[Labeled box records]
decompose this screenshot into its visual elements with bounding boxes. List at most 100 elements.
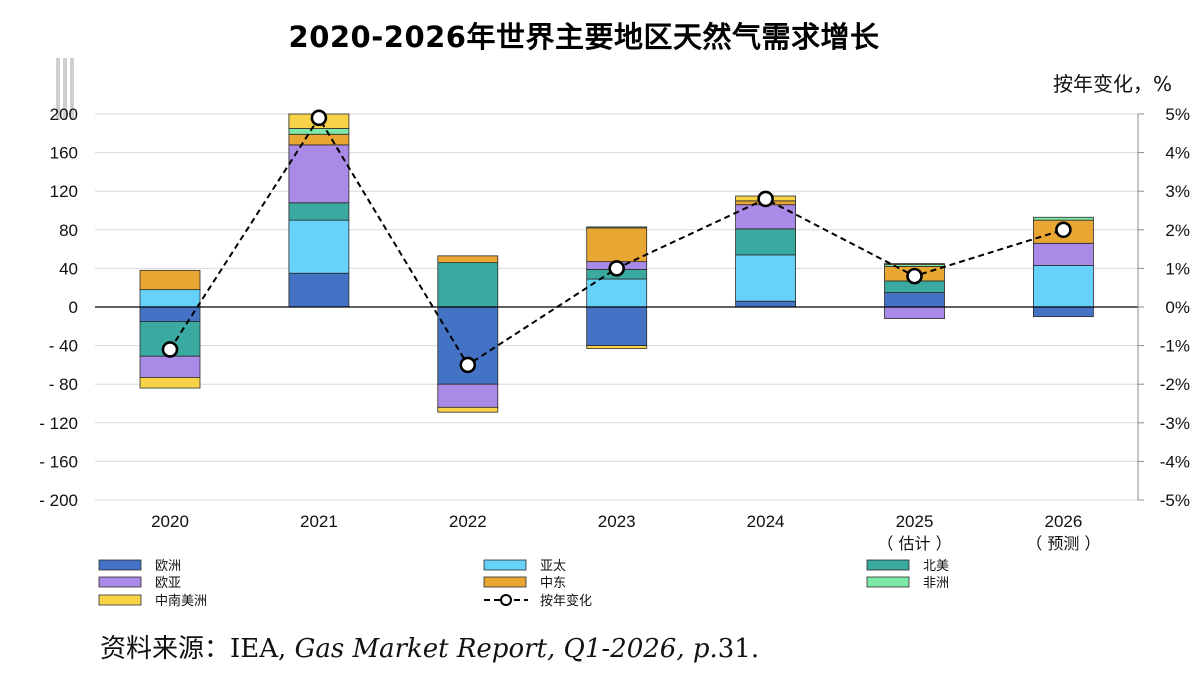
gridlines (56, 58, 1138, 501)
decor-stripe-1 (63, 58, 67, 120)
bar-segment-2022-中东 (437, 255, 499, 264)
bar-segment-2020-中东 (139, 269, 201, 291)
chart-title: 2020-2026年世界主要地区天然气需求增长 (288, 20, 880, 54)
bar-segment-2023-亚太 (586, 278, 648, 308)
legend-swatch-亚太 (483, 559, 527, 571)
legend-label-非洲: 非洲 (923, 576, 949, 591)
x-tick-label: 2024 (747, 512, 785, 531)
bar-segment-2023-中南美洲 (586, 345, 648, 349)
legend-label-北美: 北美 (923, 559, 949, 574)
y2-tick-label: 2% (1165, 221, 1190, 240)
source-prefix: 资料来源：IEA, (100, 634, 295, 664)
legend-label-亚太: 亚太 (540, 559, 566, 574)
yoy-point-2026 (1055, 221, 1072, 239)
x-tick-label: 2020 (151, 512, 189, 531)
y-tick-label: - 160 (39, 452, 78, 471)
legend-label-中南美洲: 中南美洲 (155, 593, 207, 609)
y2-tick-label: 4% (1165, 144, 1190, 163)
yoy-point-2025 (906, 267, 923, 285)
yoy-point-2022 (459, 356, 477, 374)
axes (95, 113, 1144, 501)
x-tick-label: 2022 (449, 512, 487, 531)
yoy-point-2024 (757, 190, 774, 208)
x-tick-label: 2023 (598, 512, 636, 531)
bar-segment-2025-欧亚 (884, 306, 945, 319)
bar-segment-2024-北美 (735, 228, 796, 256)
bar-segment-2021-亚太 (288, 219, 350, 274)
bar-segment-2022-中南美洲 (437, 406, 499, 413)
legend-label-yoy: 按年变化 (540, 593, 592, 609)
bar-segment-2021-中东 (288, 133, 350, 146)
bar-segment-2022-欧亚 (437, 383, 499, 408)
right-axis-label: 按年变化，% (1053, 72, 1172, 96)
y-tick-label: 80 (59, 221, 78, 240)
bar-segment-2021-欧洲 (288, 272, 350, 308)
bar-segment-2023-非洲 (586, 226, 648, 229)
x-tick-note: （ 估计 ） (877, 534, 951, 553)
bar-segment-2020-亚太 (139, 289, 201, 308)
tick-labels: 200 160 120 80 40 0 - 40 - 80 - 120 - 160 - 200 5% 4… (39, 72, 1190, 553)
bar-segment-2026-非洲 (1033, 216, 1094, 221)
x-tick-label: 2025 (896, 512, 934, 531)
bar-segment-2022-北美 (437, 262, 499, 308)
bars (139, 113, 1094, 413)
y-tick-label: - 200 (39, 491, 78, 510)
bar-segment-2021-北美 (288, 202, 350, 221)
y2-tick-label: -2% (1160, 375, 1190, 394)
y-tick-label: - 120 (39, 414, 78, 433)
y-tick-label: - 80 (49, 375, 78, 394)
legend-label-中东: 中东 (540, 576, 566, 591)
bar-segment-2023-欧洲 (586, 306, 648, 346)
source-report: Gas Market Report, Q1-2026, p. (294, 634, 718, 664)
bar-segment-2025-中南美洲 (884, 263, 945, 265)
x-tick-label: 2026 (1044, 512, 1082, 531)
yoy-point-2020 (161, 341, 179, 358)
legend-swatch-中南美洲 (98, 594, 142, 606)
y2-tick-label: -4% (1160, 452, 1190, 471)
source-citation: 资料来源：IEA, Gas Market Report, Q1-2026, p.… (100, 628, 759, 665)
y-tick-label: 120 (50, 182, 78, 201)
legend-label-欧亚: 欧亚 (155, 576, 181, 591)
bar-segment-2021-非洲 (288, 128, 350, 135)
bar-segment-2026-欧洲 (1033, 306, 1094, 318)
legend-swatch-yoy-marker (500, 594, 512, 606)
y2-tick-label: 1% (1165, 259, 1190, 278)
bar-segment-2020-欧亚 (139, 355, 201, 378)
source-page: 31. (717, 634, 760, 664)
y2-tick-label: 0% (1165, 298, 1190, 317)
y-tick-label: 160 (50, 144, 78, 163)
bar-segment-2025-欧洲 (884, 292, 945, 308)
bar-segment-2026-亚太 (1033, 265, 1094, 308)
yoy-point-2021 (310, 109, 328, 127)
x-tick-note: （ 预测 ） (1026, 534, 1100, 553)
y-tick-label: - 40 (49, 337, 78, 356)
bar-segment-2026-欧亚 (1033, 242, 1094, 266)
bar-segment-2021-欧亚 (288, 144, 350, 204)
bar-segment-2020-中南美洲 (139, 377, 201, 389)
y2-tick-label: -1% (1160, 337, 1190, 356)
y2-tick-label: -5% (1160, 491, 1190, 510)
y-tick-label: 40 (59, 259, 78, 278)
x-tick-label: 2021 (300, 512, 338, 531)
y2-tick-label: 5% (1165, 105, 1190, 124)
bar-segment-2023-中东 (586, 227, 648, 263)
legend-swatch-非洲 (866, 576, 910, 588)
y-tick-label: 0 (69, 298, 78, 317)
y2-tick-label: -3% (1160, 414, 1190, 433)
bar-segment-2024-欧洲 (735, 300, 796, 308)
decor-stripe-2 (70, 58, 74, 120)
decor-stripe-0 (56, 58, 60, 120)
legend-swatch-北美 (866, 559, 910, 571)
yoy-point-2023 (608, 260, 626, 277)
y2-tick-label: 3% (1165, 182, 1190, 201)
bar-segment-2024-亚太 (735, 254, 796, 302)
legend-swatch-中东 (483, 576, 527, 588)
yoy-line (161, 109, 1072, 374)
legend-swatch-欧亚 (98, 576, 142, 588)
y-tick-label: 200 (50, 105, 78, 124)
legend-label-欧洲: 欧洲 (155, 559, 181, 574)
legend-swatch-欧洲 (98, 559, 142, 571)
bar-segment-2020-欧洲 (139, 306, 201, 322)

Task objective: Please edit the items above by replacing every "legend-swatch" with "legend-key" and leaving everything else unchanged. Leave the pictures out of your answer.

Result:
decompose this screenshot into its visual elements with bounding boxes. List at most 100 elements.
gridlines (56, 58, 1138, 501)
decor-stripe-1 (63, 58, 67, 120)
bar-segment-2022-中东 (437, 255, 499, 264)
bar-segment-2020-中东 (139, 269, 201, 291)
chart-title: 2020-2026年世界主要地区天然气需求增长 (288, 20, 880, 54)
bar-segment-2023-亚太 (586, 278, 648, 308)
legend-key-亚太 (483, 559, 527, 571)
legend-label-非洲: 非洲 (923, 576, 949, 591)
x-tick-label: 2024 (747, 512, 785, 531)
bar-segment-2023-中南美洲 (586, 345, 648, 349)
legend-label-北美: 北美 (923, 559, 949, 574)
y2-tick-label: 2% (1165, 221, 1190, 240)
source-prefix: 资料来源：IEA, (100, 634, 295, 664)
legend-label-亚太: 亚太 (540, 559, 566, 574)
yoy-point-2026 (1055, 221, 1072, 239)
x-tick-label: 2020 (151, 512, 189, 531)
y-tick-label: - 160 (39, 452, 78, 471)
legend-label-中南美洲: 中南美洲 (155, 593, 207, 609)
y2-tick-label: 4% (1165, 144, 1190, 163)
yoy-point-2025 (906, 267, 923, 285)
yoy-point-2022 (459, 356, 477, 374)
axes (95, 113, 1144, 501)
x-tick-label: 2022 (449, 512, 487, 531)
yoy-point-2024 (757, 190, 774, 208)
x-tick-label: 2023 (598, 512, 636, 531)
bar-segment-2025-欧亚 (884, 306, 945, 319)
bar-segment-2024-北美 (735, 228, 796, 256)
bar-segment-2021-亚太 (288, 219, 350, 274)
bar-segment-2022-中南美洲 (437, 406, 499, 413)
legend-label-yoy: 按年变化 (540, 593, 592, 609)
bar-segment-2021-中东 (288, 133, 350, 146)
bar-segment-2022-欧亚 (437, 383, 499, 408)
right-axis-label: 按年变化，% (1053, 72, 1172, 96)
y-tick-label: 80 (59, 221, 78, 240)
bar-segment-2021-欧洲 (288, 272, 350, 308)
bar-segment-2023-非洲 (586, 226, 648, 229)
x-tick-note: （ 估计 ） (877, 534, 951, 553)
bar-segment-2020-亚太 (139, 289, 201, 308)
tick-labels: 200 160 120 80 40 0 - 40 - 80 - 120 - 160 - 200 5% 4… (39, 72, 1190, 553)
bar-segment-2026-非洲 (1033, 216, 1094, 221)
x-tick-label: 2025 (896, 512, 934, 531)
bar-segment-2022-北美 (437, 262, 499, 308)
bars (139, 113, 1094, 413)
y-tick-label: - 200 (39, 491, 78, 510)
bar-segment-2021-北美 (288, 202, 350, 221)
y2-tick-label: -2% (1160, 375, 1190, 394)
y-tick-label: - 120 (39, 414, 78, 433)
y-tick-label: - 80 (49, 375, 78, 394)
legend-label-中东: 中东 (540, 576, 566, 591)
bar-segment-2023-欧洲 (586, 306, 648, 346)
source-report: Gas Market Report, Q1-2026, p. (294, 634, 718, 664)
bar-segment-2025-中南美洲 (884, 263, 945, 265)
x-tick-label: 2026 (1044, 512, 1082, 531)
yoy-point-2020 (161, 341, 179, 358)
legend-key-中南美洲 (98, 594, 142, 606)
y2-tick-label: -4% (1160, 452, 1190, 471)
source-citation: 资料来源：IEA, Gas Market Report, Q1-2026, p.… (100, 628, 759, 665)
y-tick-label: 120 (50, 182, 78, 201)
legend-label-欧亚: 欧亚 (155, 576, 181, 591)
bar-segment-2021-非洲 (288, 128, 350, 135)
bar-segment-2026-欧洲 (1033, 306, 1094, 318)
legend-key-yoy-marker (500, 594, 512, 606)
y2-tick-label: 1% (1165, 259, 1190, 278)
bar-segment-2020-欧亚 (139, 355, 201, 378)
source-page: 31. (717, 634, 760, 664)
y2-tick-label: 0% (1165, 298, 1190, 317)
y-tick-label: 160 (50, 144, 78, 163)
bar-segment-2025-欧洲 (884, 292, 945, 308)
bar-segment-2026-亚太 (1033, 265, 1094, 308)
yoy-point-2021 (310, 109, 328, 127)
x-tick-note: （ 预测 ） (1026, 534, 1100, 553)
y-tick-label: - 40 (49, 337, 78, 356)
bar-segment-2026-欧亚 (1033, 242, 1094, 266)
bar-segment-2021-欧亚 (288, 144, 350, 204)
bar-segment-2020-中南美洲 (139, 377, 201, 389)
y2-tick-label: -1% (1160, 337, 1190, 356)
y2-tick-label: -5% (1160, 491, 1190, 510)
y-tick-label: 40 (59, 259, 78, 278)
x-tick-label: 2021 (300, 512, 338, 531)
y2-tick-label: 5% (1165, 105, 1190, 124)
bar-segment-2023-中东 (586, 227, 648, 263)
legend-key-非洲 (866, 576, 910, 588)
y-tick-label: 0 (69, 298, 78, 317)
y2-tick-label: -3% (1160, 414, 1190, 433)
bar-segment-2024-欧洲 (735, 300, 796, 308)
decor-stripe-2 (70, 58, 74, 120)
decor-stripe-0 (56, 58, 60, 120)
legend-key-北美 (866, 559, 910, 571)
yoy-point-2023 (608, 260, 626, 277)
y2-tick-label: 3% (1165, 182, 1190, 201)
bar-segment-2024-亚太 (735, 254, 796, 302)
legend-key-中东 (483, 576, 527, 588)
yoy-line (161, 109, 1072, 374)
legend-key-欧亚 (98, 576, 142, 588)
y-tick-label: 200 (50, 105, 78, 124)
legend-label-欧洲: 欧洲 (155, 559, 181, 574)
legend-key-欧洲 (98, 559, 142, 571)
bar-segment-2020-欧洲 (139, 306, 201, 322)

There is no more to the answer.